Extract all of the entries and set them down verbatim.
*** Materials provided
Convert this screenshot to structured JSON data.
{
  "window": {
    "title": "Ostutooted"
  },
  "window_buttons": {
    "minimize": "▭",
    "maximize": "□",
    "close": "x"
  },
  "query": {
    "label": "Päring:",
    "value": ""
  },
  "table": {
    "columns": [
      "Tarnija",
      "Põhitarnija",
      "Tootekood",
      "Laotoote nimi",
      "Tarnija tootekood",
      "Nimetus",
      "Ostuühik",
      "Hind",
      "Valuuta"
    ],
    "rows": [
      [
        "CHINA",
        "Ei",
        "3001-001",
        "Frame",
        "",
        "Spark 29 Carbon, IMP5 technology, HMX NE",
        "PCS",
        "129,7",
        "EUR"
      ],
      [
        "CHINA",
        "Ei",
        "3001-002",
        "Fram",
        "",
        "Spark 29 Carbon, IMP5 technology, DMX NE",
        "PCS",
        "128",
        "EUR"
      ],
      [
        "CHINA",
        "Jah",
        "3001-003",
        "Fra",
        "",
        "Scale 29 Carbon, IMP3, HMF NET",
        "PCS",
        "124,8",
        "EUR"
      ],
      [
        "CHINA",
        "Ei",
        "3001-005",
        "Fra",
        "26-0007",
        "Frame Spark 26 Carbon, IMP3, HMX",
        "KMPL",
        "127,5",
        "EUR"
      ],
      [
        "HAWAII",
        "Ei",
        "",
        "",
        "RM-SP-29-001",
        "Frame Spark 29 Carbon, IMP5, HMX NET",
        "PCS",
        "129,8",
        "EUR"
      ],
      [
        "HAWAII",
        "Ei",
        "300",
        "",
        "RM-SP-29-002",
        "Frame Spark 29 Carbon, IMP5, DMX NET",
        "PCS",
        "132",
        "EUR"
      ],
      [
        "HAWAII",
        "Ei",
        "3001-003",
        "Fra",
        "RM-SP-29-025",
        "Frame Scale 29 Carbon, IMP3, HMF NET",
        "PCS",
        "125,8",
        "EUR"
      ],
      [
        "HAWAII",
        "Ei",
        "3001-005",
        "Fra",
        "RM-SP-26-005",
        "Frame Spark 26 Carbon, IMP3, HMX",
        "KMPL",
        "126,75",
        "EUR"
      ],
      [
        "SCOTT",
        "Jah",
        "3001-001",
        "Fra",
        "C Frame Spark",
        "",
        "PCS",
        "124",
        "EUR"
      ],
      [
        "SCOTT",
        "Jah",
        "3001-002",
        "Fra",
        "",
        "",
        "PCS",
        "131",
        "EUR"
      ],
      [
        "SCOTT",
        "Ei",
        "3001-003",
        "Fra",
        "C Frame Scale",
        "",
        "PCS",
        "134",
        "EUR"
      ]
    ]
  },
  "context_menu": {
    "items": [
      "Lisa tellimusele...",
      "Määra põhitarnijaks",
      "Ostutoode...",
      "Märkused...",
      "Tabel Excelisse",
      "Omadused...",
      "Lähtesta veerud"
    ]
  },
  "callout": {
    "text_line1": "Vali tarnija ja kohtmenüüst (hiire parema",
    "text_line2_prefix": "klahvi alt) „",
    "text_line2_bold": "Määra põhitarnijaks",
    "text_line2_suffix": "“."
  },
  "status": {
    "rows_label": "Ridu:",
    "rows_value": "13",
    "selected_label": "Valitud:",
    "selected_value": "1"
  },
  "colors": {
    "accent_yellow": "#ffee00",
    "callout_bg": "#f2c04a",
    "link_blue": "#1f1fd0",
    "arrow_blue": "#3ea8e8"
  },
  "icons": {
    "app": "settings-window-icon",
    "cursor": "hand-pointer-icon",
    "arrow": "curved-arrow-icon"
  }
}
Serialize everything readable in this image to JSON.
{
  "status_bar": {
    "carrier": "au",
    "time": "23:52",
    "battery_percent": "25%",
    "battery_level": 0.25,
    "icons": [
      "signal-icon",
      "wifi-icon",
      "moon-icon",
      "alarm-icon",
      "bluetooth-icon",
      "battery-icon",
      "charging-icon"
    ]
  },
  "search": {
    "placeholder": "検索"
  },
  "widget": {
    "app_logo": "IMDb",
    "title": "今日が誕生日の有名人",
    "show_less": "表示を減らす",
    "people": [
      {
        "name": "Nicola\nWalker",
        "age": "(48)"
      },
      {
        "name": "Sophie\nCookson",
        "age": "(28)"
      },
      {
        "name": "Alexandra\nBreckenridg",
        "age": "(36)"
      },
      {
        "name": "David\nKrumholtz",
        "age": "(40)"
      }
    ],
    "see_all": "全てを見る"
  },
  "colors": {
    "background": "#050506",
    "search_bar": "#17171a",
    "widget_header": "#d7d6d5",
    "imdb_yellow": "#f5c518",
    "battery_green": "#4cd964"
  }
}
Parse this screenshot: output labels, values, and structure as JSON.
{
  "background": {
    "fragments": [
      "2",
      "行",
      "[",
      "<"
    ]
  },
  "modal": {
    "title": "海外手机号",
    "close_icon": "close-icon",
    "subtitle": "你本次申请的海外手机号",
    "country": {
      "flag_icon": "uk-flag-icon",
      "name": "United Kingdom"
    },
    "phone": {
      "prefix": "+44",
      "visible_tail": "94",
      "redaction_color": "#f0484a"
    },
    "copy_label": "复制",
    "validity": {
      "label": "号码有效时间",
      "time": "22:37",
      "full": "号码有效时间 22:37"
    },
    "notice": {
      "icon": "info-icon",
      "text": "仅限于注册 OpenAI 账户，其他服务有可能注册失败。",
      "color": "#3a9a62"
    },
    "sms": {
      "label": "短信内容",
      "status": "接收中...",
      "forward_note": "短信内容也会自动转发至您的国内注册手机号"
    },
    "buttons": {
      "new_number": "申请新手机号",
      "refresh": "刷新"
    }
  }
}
******
Result —
Convert this screenshot to structured JSON data.
{
  "window": {
    "title": "Ostutooted"
  },
  "window_buttons": {
    "minimize": "▭",
    "maximize": "□",
    "close": "x"
  },
  "query": {
    "label": "Päring:",
    "value": ""
  },
  "table": {
    "columns": [
      "Tarnija",
      "Põhitarnija",
      "Tootekood",
      "Laotoote nimi",
      "Tarnija tootekood",
      "Nimetus",
      "Ostuühik",
      "Hind",
      "Valuuta"
    ],
    "rows": [
      [
        "CHINA",
        "Ei",
        "3001-001",
        "Frame",
        "",
        "Spark 29 Carbon, IMP5 technology, HMX NE",
        "PCS",
        "129,7",
        "EUR"
      ],
      [
        "CHINA",
        "Ei",
        "3001-002",
        "Fram",
        "",
        "Spark 29 Carbon, IMP5 technology, DMX NE",
        "PCS",
        "128",
        "EUR"
      ],
      [
        "CHINA",
        "Jah",
        "3001-003",
        "Fra",
        "",
        "Scale 29 Carbon, IMP3, HMF NET",
        "PCS",
        "124,8",
        "EUR"
      ],
      [
        "CHINA",
        "Ei",
        "3001-005",
        "Fra",
        "26-0007",
        "Frame Spark 26 Carbon, IMP3, HMX",
        "KMPL",
        "127,5",
        "EUR"
      ],
      [
        "HAWAII",
        "Ei",
        "",
        "",
        "RM-SP-29-001",
        "Frame Spark 29 Carbon, IMP5, HMX NET",
        "PCS",
        "129,8",
        "EUR"
      ],
      [
        "HAWAII",
        "Ei",
        "300",
        "",
        "RM-SP-29-002",
        "Frame Spark 29 Carbon, IMP5, DMX NET",
        "PCS",
        "132",
        "EUR"
      ],
      [
        "HAWAII",
        "Ei",
        "3001-003",
        "Fra",
        "RM-SP-29-025",
        "Frame Scale 29 Carbon, IMP3, HMF NET",
        "PCS",
        "125,8",
        "EUR"
      ],
      [
        "HAWAII",
        "Ei",
        "3001-005",
        "Fra",
        "RM-SP-26-005",
        "Frame Spark 26 Carbon, IMP3, HMX",
        "KMPL",
        "126,75",
        "EUR"
      ],
      [
        "SCOTT",
        "Jah",
        "3001-001",
        "Fra",
        "C Frame Spark",
        "",
        "PCS",
        "124",
        "EUR"
      ],
      [
        "SCOTT",
        "Jah",
        "3001-002",
        "Fra",
        "",
        "",
        "PCS",
        "131",
        "EUR"
      ],
      [
        "SCOTT",
        "Ei",
        "3001-003",
        "Fra",
        "C Frame Scale",
        "",
        "PCS",
        "134",
        "EUR"
      ]
    ]
  },
  "context_menu": {
    "items": [
      "Lisa tellimusele...",
      "Määra põhitarnijaks",
      "Ostutoode...",
      "Märkused...",
      "Tabel Excelisse",
      "Omadused...",
      "Lähtesta veerud"
    ]
  },
  "callout": {
    "text_line1": "Vali tarnija ja kohtmenüüst (hiire parema",
    "text_line2_prefix": "klahvi alt) „",
    "text_line2_bold": "Määra põhitarnijaks",
    "text_line2_suffix": "“."
  },
  "status": {
    "rows_label": "Ridu:",
    "rows_value": "13",
    "selected_label": "Valitud:",
    "selected_value": "1"
  },
  "colors": {
    "accent_yellow": "#ffee00",
    "callout_bg": "#f2c04a",
    "link_blue": "#1f1fd0",
    "arrow_blue": "#3ea8e8"
  },
  "icons": {
    "app": "settings-window-icon",
    "cursor": "hand-pointer-icon",
    "arrow": "curved-arrow-icon"
  }
}
Serialize everything readable in this image to JSON.
{
  "status_bar": {
    "carrier": "au",
    "time": "23:52",
    "battery_percent": "25%",
    "battery_level": 0.25,
    "icons": [
      "signal-icon",
      "wifi-icon",
      "moon-icon",
      "alarm-icon",
      "bluetooth-icon",
      "battery-icon",
      "charging-icon"
    ]
  },
  "search": {
    "placeholder": "検索"
  },
  "widget": {
    "app_logo": "IMDb",
    "title": "今日が誕生日の有名人",
    "show_less": "表示を減らす",
    "people": [
      {
        "name": "Nicola\nWalker",
        "age": "(48)"
      },
      {
        "name": "Sophie\nCookson",
        "age": "(28)"
      },
      {
        "name": "Alexandra\nBreckenridg",
        "age": "(36)"
      },
      {
        "name": "David\nKrumholtz",
        "age": "(40)"
      }
    ],
    "see_all": "全てを見る"
  },
  "colors": {
    "background": "#050506",
    "search_bar": "#17171a",
    "widget_header": "#d7d6d5",
    "imdb_yellow": "#f5c518",
    "battery_green": "#4cd964"
  }
}
Parse this screenshot: output labels, values, and structure as JSON.
{
  "background": {
    "fragments": [
      "2",
      "行",
      "[",
      "<"
    ]
  },
  "modal": {
    "title": "海外手机号",
    "close_icon": "close-icon",
    "subtitle": "你本次申请的海外手机号",
    "country": {
      "flag_icon": "uk-flag-icon",
      "name": "United Kingdom"
    },
    "phone": {
      "prefix": "+44",
      "visible_tail": "94",
      "redaction_color": "#f0484a"
    },
    "copy_label": "复制",
    "validity": {
      "label": "号码有效时间",
      "time": "22:37",
      "full": "号码有效时间 22:37"
    },
    "notice": {
      "icon": "info-icon",
      "text": "仅限于注册 OpenAI 账户，其他服务有可能注册失败。",
      "color": "#3a9a62"
    },
    "sms": {
      "label": "短信内容",
      "status": "接收中...",
      "forward_note": "短信内容也会自动转发至您的国内注册手机号"
    },
    "buttons": {
      "new_number": "申请新手机号",
      "refresh": "刷新"
    }
  }
}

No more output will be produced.